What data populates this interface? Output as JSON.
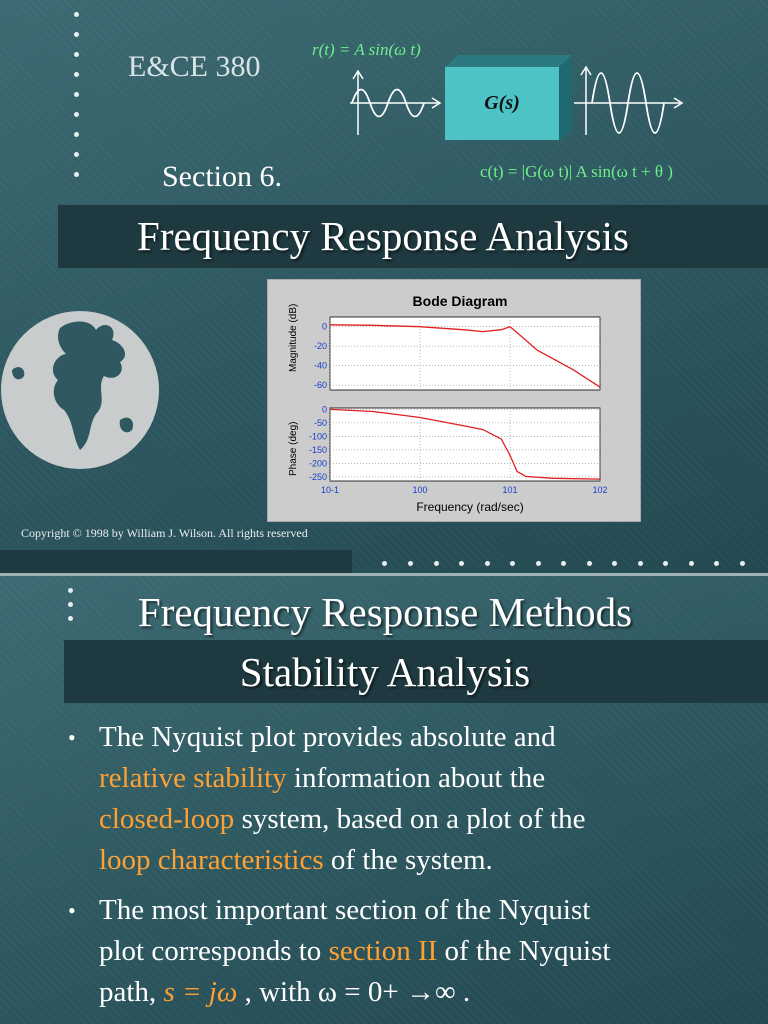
{
  "slide1": {
    "course": "E&CE 380",
    "section": "Section 6.",
    "title": "Frequency Response Analysis",
    "input_equation": "r(t) = A sin(ω t)",
    "block_label": "G(s)",
    "output_equation": "c(t) = |G(ω t)| A sin(ω t + θ )",
    "copyright": "Copyright © 1998 by William J. Wilson.  All rights reserved",
    "bode": {
      "title": "Bode Diagram",
      "ylabel_top": "Magnitude (dB)",
      "ylabel_bottom": "Phase (deg)",
      "xlabel": "Frequency (rad/sec)",
      "mag_ticks": [
        "0",
        "-20",
        "-40",
        "-60"
      ],
      "phase_ticks": [
        "0",
        "-50",
        "-100",
        "-150",
        "-200",
        "-250"
      ],
      "x_ticks": [
        "10-1",
        "100",
        "101",
        "102"
      ]
    }
  },
  "chart_data": [
    {
      "type": "line",
      "title": "Bode Diagram",
      "xlabel": "Frequency (rad/sec)",
      "ylabel": "Magnitude (dB)",
      "xscale": "log",
      "xlim": [
        0.1,
        100
      ],
      "ylim": [
        -65,
        10
      ],
      "grid": true,
      "x": [
        0.1,
        0.3,
        1,
        3,
        5,
        8,
        10,
        12,
        20,
        50,
        100
      ],
      "y": [
        2,
        1.5,
        0,
        -3,
        -5,
        -3,
        0,
        -6,
        -24,
        -44,
        -62
      ]
    },
    {
      "type": "line",
      "title": "",
      "xlabel": "Frequency (rad/sec)",
      "ylabel": "Phase (deg)",
      "xscale": "log",
      "xlim": [
        0.1,
        100
      ],
      "ylim": [
        -265,
        5
      ],
      "grid": true,
      "x": [
        0.1,
        0.3,
        1,
        3,
        5,
        8,
        10,
        12,
        15,
        30,
        100
      ],
      "y": [
        0,
        -8,
        -30,
        -60,
        -75,
        -110,
        -170,
        -230,
        -248,
        -255,
        -258
      ]
    }
  ],
  "slide2": {
    "title_line1": "Frequency Response Methods",
    "title_line2": "Stability Analysis",
    "bullet1": {
      "t1": "The Nyquist plot provides absolute and",
      "h1": "relative stability",
      "t2": "information about the",
      "h2": "closed-loop",
      "t3": "system, based on a plot of the",
      "h3": "loop characteristics",
      "t4": "of the system."
    },
    "bullet2": {
      "t1": "The most important section of the Nyquist",
      "t2": "plot corresponds to",
      "h1": "section II",
      "t3": "of the Nyquist",
      "t4": "path,",
      "h2": "s = jω",
      "t5": ", with",
      "t6": "ω = 0+ →∞  ."
    }
  },
  "colors": {
    "highlight": "#ffa033",
    "equation": "#6ef08a",
    "curve": "#e02020"
  },
  "icons": [
    "globe-icon",
    "bullet-icon",
    "arrow-icon"
  ]
}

## Exercise
Write out each line of the data exactly; the images should be left out.

## Complete answer
What data populates this interface? Output as JSON.
{
  "slide1": {
    "course": "E&CE 380",
    "section": "Section 6.",
    "title": "Frequency Response Analysis",
    "input_equation": "r(t) = A sin(ω t)",
    "block_label": "G(s)",
    "output_equation": "c(t) = |G(ω t)| A sin(ω t + θ )",
    "copyright": "Copyright © 1998 by William J. Wilson.  All rights reserved",
    "bode": {
      "title": "Bode Diagram",
      "ylabel_top": "Magnitude (dB)",
      "ylabel_bottom": "Phase (deg)",
      "xlabel": "Frequency (rad/sec)",
      "mag_ticks": [
        "0",
        "-20",
        "-40",
        "-60"
      ],
      "phase_ticks": [
        "0",
        "-50",
        "-100",
        "-150",
        "-200",
        "-250"
      ],
      "x_ticks": [
        "10-1",
        "100",
        "101",
        "102"
      ]
    }
  },
  "chart_data": [
    {
      "type": "line",
      "title": "Bode Diagram",
      "xlabel": "Frequency (rad/sec)",
      "ylabel": "Magnitude (dB)",
      "xscale": "log",
      "xlim": [
        0.1,
        100
      ],
      "ylim": [
        -65,
        10
      ],
      "grid": true,
      "x": [
        0.1,
        0.3,
        1,
        3,
        5,
        8,
        10,
        12,
        20,
        50,
        100
      ],
      "y": [
        2,
        1.5,
        0,
        -3,
        -5,
        -3,
        0,
        -6,
        -24,
        -44,
        -62
      ]
    },
    {
      "type": "line",
      "title": "",
      "xlabel": "Frequency (rad/sec)",
      "ylabel": "Phase (deg)",
      "xscale": "log",
      "xlim": [
        0.1,
        100
      ],
      "ylim": [
        -265,
        5
      ],
      "grid": true,
      "x": [
        0.1,
        0.3,
        1,
        3,
        5,
        8,
        10,
        12,
        15,
        30,
        100
      ],
      "y": [
        0,
        -8,
        -30,
        -60,
        -75,
        -110,
        -170,
        -230,
        -248,
        -255,
        -258
      ]
    }
  ],
  "slide2": {
    "title_line1": "Frequency Response Methods",
    "title_line2": "Stability Analysis",
    "bullet1": {
      "t1": "The Nyquist plot provides absolute and",
      "h1": "relative stability",
      "t2": "information about the",
      "h2": "closed-loop",
      "t3": "system, based on a plot of the",
      "h3": "loop characteristics",
      "t4": "of the system."
    },
    "bullet2": {
      "t1": "The most important section of the Nyquist",
      "t2": "plot corresponds to",
      "h1": "section II",
      "t3": "of the Nyquist",
      "t4": "path,",
      "h2": "s = jω",
      "t5": ", with",
      "t6": "ω = 0+ →∞  ."
    }
  },
  "colors": {
    "highlight": "#ffa033",
    "equation": "#6ef08a",
    "curve": "#e02020"
  },
  "icons": [
    "globe-icon",
    "bullet-icon",
    "arrow-icon"
  ]
}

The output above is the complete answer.